[Problema breve]
Converti il materiale seguente in una lista JSON di stringhe, con una stringa per ogni riga e senza le righe vuote.

[Insieme di dati]
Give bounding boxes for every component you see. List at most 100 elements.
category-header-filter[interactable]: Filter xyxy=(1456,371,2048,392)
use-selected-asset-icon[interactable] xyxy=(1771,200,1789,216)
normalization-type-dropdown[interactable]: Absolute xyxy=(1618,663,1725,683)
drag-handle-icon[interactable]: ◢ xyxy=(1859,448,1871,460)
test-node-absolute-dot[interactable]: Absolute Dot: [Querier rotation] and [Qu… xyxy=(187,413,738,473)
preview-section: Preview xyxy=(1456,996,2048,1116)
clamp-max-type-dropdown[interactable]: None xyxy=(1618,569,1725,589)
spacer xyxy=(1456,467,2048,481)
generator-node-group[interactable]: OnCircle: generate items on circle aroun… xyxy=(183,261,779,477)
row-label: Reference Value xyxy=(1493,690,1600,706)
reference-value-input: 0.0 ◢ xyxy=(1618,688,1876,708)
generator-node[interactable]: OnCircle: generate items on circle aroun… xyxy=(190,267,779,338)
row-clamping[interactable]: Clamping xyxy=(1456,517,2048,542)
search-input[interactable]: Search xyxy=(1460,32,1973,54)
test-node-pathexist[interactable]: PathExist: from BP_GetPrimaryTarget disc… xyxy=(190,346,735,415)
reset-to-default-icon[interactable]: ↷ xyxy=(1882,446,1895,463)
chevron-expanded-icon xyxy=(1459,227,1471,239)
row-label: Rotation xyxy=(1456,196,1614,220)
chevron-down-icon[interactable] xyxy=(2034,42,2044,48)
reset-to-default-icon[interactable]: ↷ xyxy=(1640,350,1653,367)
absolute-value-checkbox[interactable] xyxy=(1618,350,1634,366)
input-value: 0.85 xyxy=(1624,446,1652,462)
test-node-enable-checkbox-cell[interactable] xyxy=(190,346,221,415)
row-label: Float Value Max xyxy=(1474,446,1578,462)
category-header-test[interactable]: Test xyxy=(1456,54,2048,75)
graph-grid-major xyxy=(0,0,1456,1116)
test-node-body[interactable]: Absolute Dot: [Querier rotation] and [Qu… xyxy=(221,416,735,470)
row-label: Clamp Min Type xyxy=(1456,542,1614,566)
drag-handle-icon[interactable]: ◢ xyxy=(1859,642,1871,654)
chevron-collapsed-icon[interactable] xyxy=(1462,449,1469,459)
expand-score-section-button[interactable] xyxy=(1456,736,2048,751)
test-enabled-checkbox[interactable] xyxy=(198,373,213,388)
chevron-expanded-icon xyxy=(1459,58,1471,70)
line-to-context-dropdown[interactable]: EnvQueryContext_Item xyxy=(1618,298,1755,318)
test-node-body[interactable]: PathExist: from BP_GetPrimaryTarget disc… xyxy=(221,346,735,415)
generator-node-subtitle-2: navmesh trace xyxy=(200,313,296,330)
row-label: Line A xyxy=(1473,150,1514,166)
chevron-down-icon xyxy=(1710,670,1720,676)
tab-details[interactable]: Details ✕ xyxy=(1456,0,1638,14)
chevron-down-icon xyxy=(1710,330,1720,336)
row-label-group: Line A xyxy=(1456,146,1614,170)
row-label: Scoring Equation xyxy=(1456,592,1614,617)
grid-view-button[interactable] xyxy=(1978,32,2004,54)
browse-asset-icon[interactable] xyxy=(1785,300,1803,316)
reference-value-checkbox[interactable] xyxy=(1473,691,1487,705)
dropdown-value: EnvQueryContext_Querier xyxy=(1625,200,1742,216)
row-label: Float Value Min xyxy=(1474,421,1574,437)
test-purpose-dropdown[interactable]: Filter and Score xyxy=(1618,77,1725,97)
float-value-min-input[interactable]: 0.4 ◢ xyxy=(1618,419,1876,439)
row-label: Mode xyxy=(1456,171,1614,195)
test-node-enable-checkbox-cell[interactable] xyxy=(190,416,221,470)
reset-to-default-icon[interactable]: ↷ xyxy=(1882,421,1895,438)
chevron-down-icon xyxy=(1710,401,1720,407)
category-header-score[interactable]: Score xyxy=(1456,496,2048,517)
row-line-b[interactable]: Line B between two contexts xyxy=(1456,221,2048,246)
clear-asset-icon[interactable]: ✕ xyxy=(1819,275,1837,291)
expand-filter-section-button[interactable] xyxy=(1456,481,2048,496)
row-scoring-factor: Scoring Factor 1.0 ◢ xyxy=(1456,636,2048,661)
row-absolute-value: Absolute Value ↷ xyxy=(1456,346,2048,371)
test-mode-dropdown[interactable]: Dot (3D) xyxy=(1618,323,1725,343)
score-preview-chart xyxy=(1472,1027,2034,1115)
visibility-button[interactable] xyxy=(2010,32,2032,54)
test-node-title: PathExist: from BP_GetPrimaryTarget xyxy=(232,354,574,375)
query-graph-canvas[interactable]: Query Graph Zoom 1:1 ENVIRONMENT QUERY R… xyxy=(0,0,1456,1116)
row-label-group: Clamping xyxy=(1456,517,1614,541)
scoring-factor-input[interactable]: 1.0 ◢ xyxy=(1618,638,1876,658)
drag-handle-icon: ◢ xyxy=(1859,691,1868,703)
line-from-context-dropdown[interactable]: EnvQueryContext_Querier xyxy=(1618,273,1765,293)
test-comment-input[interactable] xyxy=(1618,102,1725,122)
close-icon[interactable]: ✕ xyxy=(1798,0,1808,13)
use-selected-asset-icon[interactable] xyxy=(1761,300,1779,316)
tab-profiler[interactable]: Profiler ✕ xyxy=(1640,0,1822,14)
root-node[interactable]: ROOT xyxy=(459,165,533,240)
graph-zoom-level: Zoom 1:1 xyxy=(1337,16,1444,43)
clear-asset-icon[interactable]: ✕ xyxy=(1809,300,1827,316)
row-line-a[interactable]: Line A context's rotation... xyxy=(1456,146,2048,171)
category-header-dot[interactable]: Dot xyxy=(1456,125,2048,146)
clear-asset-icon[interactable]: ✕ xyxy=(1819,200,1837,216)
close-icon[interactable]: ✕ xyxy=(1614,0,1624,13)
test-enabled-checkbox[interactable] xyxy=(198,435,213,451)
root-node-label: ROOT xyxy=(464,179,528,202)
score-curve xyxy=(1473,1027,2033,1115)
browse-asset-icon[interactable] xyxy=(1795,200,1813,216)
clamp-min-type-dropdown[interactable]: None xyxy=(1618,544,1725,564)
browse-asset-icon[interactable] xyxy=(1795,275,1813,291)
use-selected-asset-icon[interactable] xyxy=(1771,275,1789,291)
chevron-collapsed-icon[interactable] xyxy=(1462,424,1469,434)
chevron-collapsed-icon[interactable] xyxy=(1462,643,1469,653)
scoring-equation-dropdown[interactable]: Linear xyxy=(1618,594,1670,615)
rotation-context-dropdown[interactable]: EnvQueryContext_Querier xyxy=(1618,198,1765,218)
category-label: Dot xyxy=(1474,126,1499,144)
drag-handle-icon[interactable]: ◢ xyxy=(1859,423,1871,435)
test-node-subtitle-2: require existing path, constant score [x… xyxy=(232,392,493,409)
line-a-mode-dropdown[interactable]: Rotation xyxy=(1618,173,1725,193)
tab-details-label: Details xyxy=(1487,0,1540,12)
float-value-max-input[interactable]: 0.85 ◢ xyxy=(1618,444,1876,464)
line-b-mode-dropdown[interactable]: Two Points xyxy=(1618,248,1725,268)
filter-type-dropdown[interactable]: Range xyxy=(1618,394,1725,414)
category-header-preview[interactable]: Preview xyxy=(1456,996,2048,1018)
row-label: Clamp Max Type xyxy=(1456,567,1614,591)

[Problema risolto]
[
  "Give bounding boxes for every component you see. List at most 100 elements.",
  "category-header-filter[interactable]: Filter xyxy=(1456,371,2048,392)",
  "use-selected-asset-icon[interactable] xyxy=(1771,200,1789,216)",
  "normalization-type-dropdown[interactable]: Absolute xyxy=(1618,663,1725,683)",
  "drag-handle-icon[interactable]: ◢ xyxy=(1859,448,1871,460)",
  "test-node-absolute-dot[interactable]: Absolute Dot: [Querier rotation] and [Qu… xyxy=(187,413,738,473)",
  "preview-section: Preview xyxy=(1456,996,2048,1116)",
  "clamp-max-type-dropdown[interactable]: None xyxy=(1618,569,1725,589)",
  "spacer xyxy=(1456,467,2048,481)",
  "generator-node-group[interactable]: OnCircle: generate items on circle aroun… xyxy=(183,261,779,477)",
  "row-label: Reference Value xyxy=(1493,690,1600,706)",
  "reference-value-input: 0.0 ◢ xyxy=(1618,688,1876,708)",
  "generator-node[interactable]: OnCircle: generate items on circle aroun… xyxy=(190,267,779,338)",
  "row-clamping[interactable]: Clamping xyxy=(1456,517,2048,542)",
  "search-input[interactable]: Search xyxy=(1460,32,1973,54)",
  "test-node-pathexist[interactable]: PathExist: from BP_GetPrimaryTarget disc… xyxy=(190,346,735,415)",
  "reset-to-default-icon[interactable]: ↷ xyxy=(1882,446,1895,463)",
  "chevron-expanded-icon xyxy=(1459,227,1471,239)",
  "row-label: Rotation xyxy=(1456,196,1614,220)",
  "chevron-down-icon[interactable] xyxy=(2034,42,2044,48)",
  "reset-to-default-icon[interactable]: ↷ xyxy=(1640,350,1653,367)",
  "absolute-value-checkbox[interactable] xyxy=(1618,350,1634,366)",
  "input-value: 0.85 xyxy=(1624,446,1652,462)",
  "test-node-enable-checkbox-cell[interactable] xyxy=(190,346,221,415)",
  "row-label: Float Value Max xyxy=(1474,446,1578,462)",
  "category-header-test[interactable]: Test xyxy=(1456,54,2048,75)",
  "graph-grid-major xyxy=(0,0,1456,1116)",
  "test-node-body[interactable]: Absolute Dot: [Querier rotation] and [Qu… xyxy=(221,416,735,470)",
  "row-label: Clamp Min Type xyxy=(1456,542,1614,566)",
  "drag-handle-icon[interactable]: ◢ xyxy=(1859,642,1871,654)",
  "chevron-collapsed-icon[interactable] xyxy=(1462,449,1469,459)",
  "expand-score-section-button[interactable] xyxy=(1456,736,2048,751)",
  "test-enabled-checkbox[interactable] xyxy=(198,373,213,388)",
  "chevron-expanded-icon xyxy=(1459,58,1471,70)",
  "line-to-context-dropdown[interactable]: EnvQueryContext_Item xyxy=(1618,298,1755,318)",
  "test-node-body[interactable]: PathExist: from BP_GetPrimaryTarget disc… xyxy=(221,346,735,415)",
  "generator-node-subtitle-2: navmesh trace xyxy=(200,313,296,330)",
  "row-label: Line A xyxy=(1473,150,1514,166)",
  "chevron-down-icon xyxy=(1710,670,1720,676)",
  "tab-details[interactable]: Details ✕ xyxy=(1456,0,1638,14)",
  "chevron-down-icon xyxy=(1710,330,1720,336)",
  "row-label-group: Line A xyxy=(1456,146,1614,170)",
  "row-label: Scoring Equation xyxy=(1456,592,1614,617)",
  "grid-view-button[interactable] xyxy=(1978,32,2004,54)",
  "browse-asset-icon[interactable] xyxy=(1785,300,1803,316)",
  "reference-value-checkbox[interactable] xyxy=(1473,691,1487,705)",
  "dropdown-value: EnvQueryContext_Querier xyxy=(1625,200,1742,216)",
  "row-label: Float Value Min xyxy=(1474,421,1574,437)",
  "test-purpose-dropdown[interactable]: Filter and Score xyxy=(1618,77,1725,97)",
  "float-value-min-input[interactable]: 0.4 ◢ xyxy=(1618,419,1876,439)",
  "row-label: Mode xyxy=(1456,171,1614,195)",
  "test-node-enable-checkbox-cell[interactable] xyxy=(190,416,221,470)",
  "reset-to-default-icon[interactable]: ↷ xyxy=(1882,421,1895,438)",
  "chevron-down-icon xyxy=(1710,401,1720,407)",
  "category-header-score[interactable]: Score xyxy=(1456,496,2048,517)",
  "row-line-b[interactable]: Line B between two contexts xyxy=(1456,221,2048,246)",
  "clear-asset-icon[interactable]: ✕ xyxy=(1819,275,1837,291)",
  "expand-filter-section-button[interactable] xyxy=(1456,481,2048,496)",
  "row-scoring-factor: Scoring Factor 1.0 ◢ xyxy=(1456,636,2048,661)",
  "row-absolute-value: Absolute Value ↷ xyxy=(1456,346,2048,371)",
  "test-mode-dropdown[interactable]: Dot (3D) xyxy=(1618,323,1725,343)",
  "score-preview-chart xyxy=(1472,1027,2034,1115)",
  "visibility-button[interactable] xyxy=(2010,32,2032,54)",
  "test-node-title: PathExist: from BP_GetPrimaryTarget xyxy=(232,354,574,375)",
  "query-graph-canvas[interactable]: Query Graph Zoom 1:1 ENVIRONMENT QUERY R… xyxy=(0,0,1456,1116)",
  "row-label-group: Clamping xyxy=(1456,517,1614,541)",
  "scoring-factor-input[interactable]: 1.0 ◢ xyxy=(1618,638,1876,658)",
  "drag-handle-icon: ◢ xyxy=(1859,691,1868,703)",
  "line-from-context-dropdown[interactable]: EnvQueryContext_Querier xyxy=(1618,273,1765,293)",
  "test-comment-input[interactable] xyxy=(1618,102,1725,122)",
  "close-icon[interactable]: ✕ xyxy=(1798,0,1808,13)",
  "use-selected-asset-icon[interactable] xyxy=(1761,300,1779,316)",
  "tab-profiler[interactable]: Profiler ✕ xyxy=(1640,0,1822,14)",
  "root-node[interactable]: ROOT xyxy=(459,165,533,240)",
  "graph-zoom-level: Zoom 1:1 xyxy=(1337,16,1444,43)",
  "clear-asset-icon[interactable]: ✕ xyxy=(1809,300,1827,316)",
  "row-line-a[interactable]: Line A context's rotation... xyxy=(1456,146,2048,171)",
  "category-header-dot[interactable]: Dot xyxy=(1456,125,2048,146)",
  "clear-asset-icon[interactable]: ✕ xyxy=(1819,200,1837,216)",
  "close-icon[interactable]: ✕ xyxy=(1614,0,1624,13)",
  "test-enabled-checkbox[interactable] xyxy=(198,435,213,451)",
  "root-node-label: ROOT xyxy=(464,179,528,202)",
  "score-curve xyxy=(1473,1027,2033,1115)",
  "browse-asset-icon[interactable] xyxy=(1795,200,1813,216)",
  "clamp-min-type-dropdown[interactable]: None xyxy=(1618,544,1725,564)",
  "browse-asset-icon[interactable] xyxy=(1795,275,1813,291)",
  "use-selected-asset-icon[interactable] xyxy=(1771,275,1789,291)",
  "chevron-collapsed-icon[interactable] xyxy=(1462,424,1469,434)",
  "chevron-collapsed-icon[interactable] xyxy=(1462,643,1469,653)",
  "scoring-equation-dropdown[interactable]: Linear xyxy=(1618,594,1670,615)",
  "rotation-context-dropdown[interactable]: EnvQueryContext_Querier xyxy=(1618,198,1765,218)",
  "category-label: Dot xyxy=(1474,126,1499,144)",
  "drag-handle-icon[interactable]: ◢ xyxy=(1859,423,1871,435)",
  "test-node-subtitle-2: require existing path, constant score [x… xyxy=(232,392,493,409)",
  "line-a-mode-dropdown[interactable]: Rotation xyxy=(1618,173,1725,193)",
  "tab-details-label: Details xyxy=(1487,0,1540,12)",
  "float-value-max-input[interactable]: 0.85 ◢ xyxy=(1618,444,1876,464)",
  "line-b-mode-dropdown[interactable]: Two Points xyxy=(1618,248,1725,268)",
  "filter-type-dropdown[interactable]: Range xyxy=(1618,394,1725,414)",
  "category-header-preview[interactable]: Preview xyxy=(1456,996,2048,1018)",
  "row-label: Clamp Max Type xyxy=(1456,567,1614,591)"
]